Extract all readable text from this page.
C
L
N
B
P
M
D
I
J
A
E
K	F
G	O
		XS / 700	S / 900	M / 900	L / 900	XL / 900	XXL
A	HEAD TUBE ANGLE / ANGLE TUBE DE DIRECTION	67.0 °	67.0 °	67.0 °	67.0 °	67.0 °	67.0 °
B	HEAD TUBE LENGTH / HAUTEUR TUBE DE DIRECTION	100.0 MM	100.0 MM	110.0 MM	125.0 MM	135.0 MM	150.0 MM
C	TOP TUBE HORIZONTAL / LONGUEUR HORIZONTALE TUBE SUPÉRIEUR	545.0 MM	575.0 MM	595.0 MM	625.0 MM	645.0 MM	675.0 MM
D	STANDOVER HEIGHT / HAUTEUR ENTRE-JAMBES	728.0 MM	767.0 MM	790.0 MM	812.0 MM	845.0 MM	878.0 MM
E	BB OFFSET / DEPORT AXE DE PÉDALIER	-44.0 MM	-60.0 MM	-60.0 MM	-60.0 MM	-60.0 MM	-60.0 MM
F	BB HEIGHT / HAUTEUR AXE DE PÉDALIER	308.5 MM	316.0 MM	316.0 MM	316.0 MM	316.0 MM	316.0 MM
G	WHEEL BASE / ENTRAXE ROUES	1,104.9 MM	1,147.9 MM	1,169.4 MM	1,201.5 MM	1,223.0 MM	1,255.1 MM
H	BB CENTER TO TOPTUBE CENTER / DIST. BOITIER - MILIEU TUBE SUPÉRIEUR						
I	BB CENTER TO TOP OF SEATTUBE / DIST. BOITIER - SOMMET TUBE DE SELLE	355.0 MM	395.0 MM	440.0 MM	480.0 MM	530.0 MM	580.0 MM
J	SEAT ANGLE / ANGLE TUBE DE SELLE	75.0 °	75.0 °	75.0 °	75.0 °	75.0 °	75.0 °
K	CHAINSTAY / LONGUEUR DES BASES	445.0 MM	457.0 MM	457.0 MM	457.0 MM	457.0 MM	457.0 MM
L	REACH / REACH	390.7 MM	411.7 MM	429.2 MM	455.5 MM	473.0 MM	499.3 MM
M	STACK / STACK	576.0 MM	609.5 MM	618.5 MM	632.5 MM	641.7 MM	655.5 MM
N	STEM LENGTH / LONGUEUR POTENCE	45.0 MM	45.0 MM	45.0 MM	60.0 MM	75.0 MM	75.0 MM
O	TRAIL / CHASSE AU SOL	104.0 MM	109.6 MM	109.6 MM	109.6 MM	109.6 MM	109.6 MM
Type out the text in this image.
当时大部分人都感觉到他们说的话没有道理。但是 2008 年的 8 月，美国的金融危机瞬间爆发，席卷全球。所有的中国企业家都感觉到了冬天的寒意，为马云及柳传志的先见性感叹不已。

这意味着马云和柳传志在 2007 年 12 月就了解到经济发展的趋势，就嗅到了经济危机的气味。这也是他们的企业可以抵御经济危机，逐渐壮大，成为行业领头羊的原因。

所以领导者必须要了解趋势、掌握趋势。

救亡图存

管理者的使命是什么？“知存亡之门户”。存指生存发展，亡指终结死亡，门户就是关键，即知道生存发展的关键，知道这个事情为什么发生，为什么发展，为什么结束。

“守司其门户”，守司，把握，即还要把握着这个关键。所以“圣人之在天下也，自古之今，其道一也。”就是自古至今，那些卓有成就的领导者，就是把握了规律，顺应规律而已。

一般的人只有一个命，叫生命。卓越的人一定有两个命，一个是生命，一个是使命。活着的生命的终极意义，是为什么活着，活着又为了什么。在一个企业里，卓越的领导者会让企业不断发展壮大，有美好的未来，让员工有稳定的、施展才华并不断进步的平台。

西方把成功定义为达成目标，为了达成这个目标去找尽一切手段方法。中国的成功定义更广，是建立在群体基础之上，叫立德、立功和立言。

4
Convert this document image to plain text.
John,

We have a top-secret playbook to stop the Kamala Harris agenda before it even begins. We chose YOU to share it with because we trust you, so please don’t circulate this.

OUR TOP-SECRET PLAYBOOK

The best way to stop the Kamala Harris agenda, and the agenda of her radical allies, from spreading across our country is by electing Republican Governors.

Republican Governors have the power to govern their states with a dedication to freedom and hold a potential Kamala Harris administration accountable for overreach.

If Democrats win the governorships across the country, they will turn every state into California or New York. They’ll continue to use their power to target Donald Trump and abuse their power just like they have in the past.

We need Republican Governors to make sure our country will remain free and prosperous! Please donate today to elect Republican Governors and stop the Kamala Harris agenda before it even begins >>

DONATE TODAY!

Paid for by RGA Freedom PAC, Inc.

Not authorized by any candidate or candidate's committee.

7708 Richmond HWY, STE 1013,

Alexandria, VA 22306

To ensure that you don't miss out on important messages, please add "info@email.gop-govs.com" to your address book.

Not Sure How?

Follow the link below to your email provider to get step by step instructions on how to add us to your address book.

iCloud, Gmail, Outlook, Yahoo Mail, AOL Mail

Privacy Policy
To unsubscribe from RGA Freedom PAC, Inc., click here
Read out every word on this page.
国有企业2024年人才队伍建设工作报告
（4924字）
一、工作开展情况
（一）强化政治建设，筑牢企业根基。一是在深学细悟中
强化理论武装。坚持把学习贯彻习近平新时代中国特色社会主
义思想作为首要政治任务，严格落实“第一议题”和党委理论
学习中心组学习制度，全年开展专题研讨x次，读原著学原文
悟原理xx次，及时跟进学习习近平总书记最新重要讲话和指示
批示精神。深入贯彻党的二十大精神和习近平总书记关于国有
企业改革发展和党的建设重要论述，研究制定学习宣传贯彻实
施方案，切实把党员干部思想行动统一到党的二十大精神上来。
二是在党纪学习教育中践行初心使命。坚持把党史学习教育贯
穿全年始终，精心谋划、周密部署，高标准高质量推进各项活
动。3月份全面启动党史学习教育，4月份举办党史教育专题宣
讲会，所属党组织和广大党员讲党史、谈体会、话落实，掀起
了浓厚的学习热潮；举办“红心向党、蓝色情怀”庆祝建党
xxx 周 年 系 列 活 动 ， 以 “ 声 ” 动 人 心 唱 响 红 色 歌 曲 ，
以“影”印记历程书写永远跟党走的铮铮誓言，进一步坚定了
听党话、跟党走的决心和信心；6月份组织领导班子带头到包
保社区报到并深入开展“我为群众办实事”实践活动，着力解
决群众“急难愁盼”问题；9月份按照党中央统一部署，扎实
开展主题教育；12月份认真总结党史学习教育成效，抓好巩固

**Exercise**. Transcribe the records above exactly, but only from the line that contains "Read out every word on this page." through their final line, inclusive.

**Final answer**.
Read out every word on this page.
国有企业2024年人才队伍建设工作报告
（4924字）
一、工作开展情况
（一）强化政治建设，筑牢企业根基。一是在深学细悟中
强化理论武装。坚持把学习贯彻习近平新时代中国特色社会主
义思想作为首要政治任务，严格落实“第一议题”和党委理论
学习中心组学习制度，全年开展专题研讨x次，读原著学原文
悟原理xx次，及时跟进学习习近平总书记最新重要讲话和指示
批示精神。深入贯彻党的二十大精神和习近平总书记关于国有
企业改革发展和党的建设重要论述，研究制定学习宣传贯彻实
施方案，切实把党员干部思想行动统一到党的二十大精神上来。
二是在党纪学习教育中践行初心使命。坚持把党史学习教育贯
穿全年始终，精心谋划、周密部署，高标准高质量推进各项活
动。3月份全面启动党史学习教育，4月份举办党史教育专题宣
讲会，所属党组织和广大党员讲党史、谈体会、话落实，掀起
了浓厚的学习热潮；举办“红心向党、蓝色情怀”庆祝建党
xxx 周 年 系 列 活 动 ， 以 “ 声 ” 动 人 心 唱 响 红 色 歌 曲 ，
以“影”印记历程书写永远跟党走的铮铮誓言，进一步坚定了
听党话、跟党走的决心和信心；6月份组织领导班子带头到包
保社区报到并深入开展“我为群众办实事”实践活动，着力解
决群众“急难愁盼”问题；9月份按照党中央统一部署，扎实
开展主题教育；12月份认真总结党史学习教育成效，抓好巩固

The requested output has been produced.